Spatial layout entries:
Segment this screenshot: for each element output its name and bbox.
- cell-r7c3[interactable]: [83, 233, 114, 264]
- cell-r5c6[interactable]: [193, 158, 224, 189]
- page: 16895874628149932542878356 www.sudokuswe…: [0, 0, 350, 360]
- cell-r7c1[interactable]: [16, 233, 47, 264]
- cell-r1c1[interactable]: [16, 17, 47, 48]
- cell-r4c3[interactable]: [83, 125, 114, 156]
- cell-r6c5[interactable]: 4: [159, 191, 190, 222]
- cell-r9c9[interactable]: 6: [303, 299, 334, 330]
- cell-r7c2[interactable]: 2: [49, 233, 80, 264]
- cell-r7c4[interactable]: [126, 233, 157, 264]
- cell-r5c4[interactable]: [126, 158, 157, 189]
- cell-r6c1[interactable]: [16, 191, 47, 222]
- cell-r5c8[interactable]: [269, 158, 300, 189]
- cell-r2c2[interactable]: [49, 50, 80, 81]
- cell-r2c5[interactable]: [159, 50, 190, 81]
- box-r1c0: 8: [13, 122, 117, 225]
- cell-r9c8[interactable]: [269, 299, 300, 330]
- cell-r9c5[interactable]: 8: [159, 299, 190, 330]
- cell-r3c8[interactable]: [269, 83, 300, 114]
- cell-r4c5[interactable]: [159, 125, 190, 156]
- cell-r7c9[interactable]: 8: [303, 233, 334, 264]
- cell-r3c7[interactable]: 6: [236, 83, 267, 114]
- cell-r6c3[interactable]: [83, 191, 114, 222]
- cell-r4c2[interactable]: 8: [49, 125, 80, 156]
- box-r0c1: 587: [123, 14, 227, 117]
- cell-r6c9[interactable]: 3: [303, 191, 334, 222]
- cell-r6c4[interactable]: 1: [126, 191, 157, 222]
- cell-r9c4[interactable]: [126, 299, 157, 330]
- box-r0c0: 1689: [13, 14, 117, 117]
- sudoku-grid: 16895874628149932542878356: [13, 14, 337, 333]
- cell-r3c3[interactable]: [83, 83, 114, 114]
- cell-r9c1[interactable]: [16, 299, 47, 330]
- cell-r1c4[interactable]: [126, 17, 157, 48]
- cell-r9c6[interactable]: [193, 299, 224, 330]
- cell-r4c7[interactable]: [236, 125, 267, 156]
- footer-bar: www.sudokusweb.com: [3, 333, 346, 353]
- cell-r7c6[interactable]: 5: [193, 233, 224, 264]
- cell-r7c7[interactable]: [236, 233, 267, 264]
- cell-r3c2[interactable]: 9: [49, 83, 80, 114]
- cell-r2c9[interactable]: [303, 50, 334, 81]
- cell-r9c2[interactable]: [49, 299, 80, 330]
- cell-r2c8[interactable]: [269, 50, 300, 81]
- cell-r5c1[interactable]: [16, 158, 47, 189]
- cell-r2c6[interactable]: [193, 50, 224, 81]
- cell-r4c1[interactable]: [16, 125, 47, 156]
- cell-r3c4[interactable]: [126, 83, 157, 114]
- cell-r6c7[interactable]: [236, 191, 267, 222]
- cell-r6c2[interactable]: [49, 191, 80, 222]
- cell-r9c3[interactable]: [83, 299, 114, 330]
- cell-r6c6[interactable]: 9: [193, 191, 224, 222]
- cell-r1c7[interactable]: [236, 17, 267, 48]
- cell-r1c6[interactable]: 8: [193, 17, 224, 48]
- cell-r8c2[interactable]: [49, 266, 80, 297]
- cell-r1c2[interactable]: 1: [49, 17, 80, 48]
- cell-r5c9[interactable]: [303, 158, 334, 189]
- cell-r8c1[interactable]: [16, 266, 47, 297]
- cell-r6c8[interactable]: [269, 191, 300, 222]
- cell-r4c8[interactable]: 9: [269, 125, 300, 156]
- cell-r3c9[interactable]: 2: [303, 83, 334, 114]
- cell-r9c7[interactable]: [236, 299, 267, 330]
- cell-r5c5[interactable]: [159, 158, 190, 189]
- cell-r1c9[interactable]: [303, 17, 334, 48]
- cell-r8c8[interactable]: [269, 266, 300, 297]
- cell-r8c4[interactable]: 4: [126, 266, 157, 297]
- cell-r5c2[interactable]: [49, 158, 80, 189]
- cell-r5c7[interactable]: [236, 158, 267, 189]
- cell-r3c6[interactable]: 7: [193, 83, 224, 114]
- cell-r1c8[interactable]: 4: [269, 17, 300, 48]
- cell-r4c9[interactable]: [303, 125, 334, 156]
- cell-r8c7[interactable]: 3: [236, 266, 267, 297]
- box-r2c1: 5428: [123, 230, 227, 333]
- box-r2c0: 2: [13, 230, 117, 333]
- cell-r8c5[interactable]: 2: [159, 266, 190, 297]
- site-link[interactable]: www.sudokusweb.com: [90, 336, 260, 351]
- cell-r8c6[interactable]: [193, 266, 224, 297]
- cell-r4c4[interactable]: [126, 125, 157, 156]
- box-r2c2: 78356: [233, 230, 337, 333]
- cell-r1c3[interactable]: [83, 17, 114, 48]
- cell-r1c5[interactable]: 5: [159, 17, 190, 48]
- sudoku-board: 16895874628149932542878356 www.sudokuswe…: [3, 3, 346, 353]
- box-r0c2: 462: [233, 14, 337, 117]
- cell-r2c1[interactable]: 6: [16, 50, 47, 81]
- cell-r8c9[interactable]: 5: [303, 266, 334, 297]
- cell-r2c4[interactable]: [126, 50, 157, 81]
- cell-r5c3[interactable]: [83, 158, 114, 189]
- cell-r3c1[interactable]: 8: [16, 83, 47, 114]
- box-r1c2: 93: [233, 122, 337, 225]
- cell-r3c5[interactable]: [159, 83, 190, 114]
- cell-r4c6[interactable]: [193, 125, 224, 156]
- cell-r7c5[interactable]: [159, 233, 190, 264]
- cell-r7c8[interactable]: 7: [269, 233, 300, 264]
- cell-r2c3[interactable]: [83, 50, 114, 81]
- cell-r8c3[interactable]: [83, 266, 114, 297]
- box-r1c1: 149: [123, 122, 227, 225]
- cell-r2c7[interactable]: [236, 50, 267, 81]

* _INSTRUCTIONS TO FOLLOW_
Reproduce every line of the records above word for word, changing nothing.

* _RIGHT ANSWER_
Segment this screenshot: for each element output its name and bbox.
- cell-r7c3[interactable]: [83, 233, 114, 264]
- cell-r5c6[interactable]: [193, 158, 224, 189]
- page: 16895874628149932542878356 www.sudokuswe…: [0, 0, 350, 360]
- cell-r7c1[interactable]: [16, 233, 47, 264]
- cell-r1c1[interactable]: [16, 17, 47, 48]
- cell-r4c3[interactable]: [83, 125, 114, 156]
- cell-r6c5[interactable]: 4: [159, 191, 190, 222]
- cell-r9c9[interactable]: 6: [303, 299, 334, 330]
- cell-r7c2[interactable]: 2: [49, 233, 80, 264]
- cell-r7c4[interactable]: [126, 233, 157, 264]
- cell-r5c4[interactable]: [126, 158, 157, 189]
- cell-r6c1[interactable]: [16, 191, 47, 222]
- cell-r5c8[interactable]: [269, 158, 300, 189]
- cell-r2c2[interactable]: [49, 50, 80, 81]
- cell-r2c5[interactable]: [159, 50, 190, 81]
- box-r1c0: 8: [13, 122, 117, 225]
- cell-r9c8[interactable]: [269, 299, 300, 330]
- cell-r9c5[interactable]: 8: [159, 299, 190, 330]
- cell-r3c8[interactable]: [269, 83, 300, 114]
- cell-r4c5[interactable]: [159, 125, 190, 156]
- cell-r7c9[interactable]: 8: [303, 233, 334, 264]
- cell-r3c7[interactable]: 6: [236, 83, 267, 114]
- cell-r6c3[interactable]: [83, 191, 114, 222]
- cell-r4c2[interactable]: 8: [49, 125, 80, 156]
- box-r0c1: 587: [123, 14, 227, 117]
- cell-r6c9[interactable]: 3: [303, 191, 334, 222]
- cell-r6c4[interactable]: 1: [126, 191, 157, 222]
- cell-r9c4[interactable]: [126, 299, 157, 330]
- box-r0c0: 1689: [13, 14, 117, 117]
- sudoku-grid: 16895874628149932542878356: [13, 14, 337, 333]
- cell-r3c3[interactable]: [83, 83, 114, 114]
- cell-r9c1[interactable]: [16, 299, 47, 330]
- cell-r1c4[interactable]: [126, 17, 157, 48]
- cell-r9c6[interactable]: [193, 299, 224, 330]
- cell-r4c7[interactable]: [236, 125, 267, 156]
- footer-bar: www.sudokusweb.com: [3, 333, 346, 353]
- cell-r7c6[interactable]: 5: [193, 233, 224, 264]
- cell-r7c7[interactable]: [236, 233, 267, 264]
- cell-r3c2[interactable]: 9: [49, 83, 80, 114]
- cell-r2c9[interactable]: [303, 50, 334, 81]
- cell-r9c2[interactable]: [49, 299, 80, 330]
- cell-r2c8[interactable]: [269, 50, 300, 81]
- cell-r5c1[interactable]: [16, 158, 47, 189]
- cell-r2c6[interactable]: [193, 50, 224, 81]
- cell-r4c1[interactable]: [16, 125, 47, 156]
- cell-r3c4[interactable]: [126, 83, 157, 114]
- cell-r6c7[interactable]: [236, 191, 267, 222]
- cell-r6c2[interactable]: [49, 191, 80, 222]
- cell-r9c3[interactable]: [83, 299, 114, 330]
- cell-r6c6[interactable]: 9: [193, 191, 224, 222]
- cell-r1c7[interactable]: [236, 17, 267, 48]
- cell-r1c6[interactable]: 8: [193, 17, 224, 48]
- cell-r8c2[interactable]: [49, 266, 80, 297]
- cell-r1c2[interactable]: 1: [49, 17, 80, 48]
- cell-r5c9[interactable]: [303, 158, 334, 189]
- cell-r8c1[interactable]: [16, 266, 47, 297]
- cell-r6c8[interactable]: [269, 191, 300, 222]
- cell-r4c8[interactable]: 9: [269, 125, 300, 156]
- cell-r3c9[interactable]: 2: [303, 83, 334, 114]
- cell-r9c7[interactable]: [236, 299, 267, 330]
- cell-r5c5[interactable]: [159, 158, 190, 189]
- cell-r1c9[interactable]: [303, 17, 334, 48]
- cell-r8c8[interactable]: [269, 266, 300, 297]
- cell-r8c4[interactable]: 4: [126, 266, 157, 297]
- cell-r5c2[interactable]: [49, 158, 80, 189]
- cell-r5c7[interactable]: [236, 158, 267, 189]
- cell-r3c6[interactable]: 7: [193, 83, 224, 114]
- cell-r1c8[interactable]: 4: [269, 17, 300, 48]
- cell-r4c9[interactable]: [303, 125, 334, 156]
- cell-r8c7[interactable]: 3: [236, 266, 267, 297]
- box-r2c1: 5428: [123, 230, 227, 333]
- box-r2c0: 2: [13, 230, 117, 333]
- cell-r8c5[interactable]: 2: [159, 266, 190, 297]
- site-link[interactable]: www.sudokusweb.com: [90, 336, 260, 351]
- cell-r8c6[interactable]: [193, 266, 224, 297]
- cell-r4c4[interactable]: [126, 125, 157, 156]
- box-r2c2: 78356: [233, 230, 337, 333]
- cell-r1c3[interactable]: [83, 17, 114, 48]
- cell-r1c5[interactable]: 5: [159, 17, 190, 48]
- sudoku-board: 16895874628149932542878356 www.sudokuswe…: [3, 3, 346, 353]
- box-r0c2: 462: [233, 14, 337, 117]
- cell-r2c1[interactable]: 6: [16, 50, 47, 81]
- cell-r8c9[interactable]: 5: [303, 266, 334, 297]
- cell-r2c4[interactable]: [126, 50, 157, 81]
- cell-r5c3[interactable]: [83, 158, 114, 189]
- cell-r3c1[interactable]: 8: [16, 83, 47, 114]
- box-r1c2: 93: [233, 122, 337, 225]
- cell-r3c5[interactable]: [159, 83, 190, 114]
- cell-r4c6[interactable]: [193, 125, 224, 156]
- cell-r7c5[interactable]: [159, 233, 190, 264]
- cell-r7c8[interactable]: 7: [269, 233, 300, 264]
- cell-r2c3[interactable]: [83, 50, 114, 81]
- cell-r8c3[interactable]: [83, 266, 114, 297]
- box-r1c1: 149: [123, 122, 227, 225]
- cell-r2c7[interactable]: [236, 50, 267, 81]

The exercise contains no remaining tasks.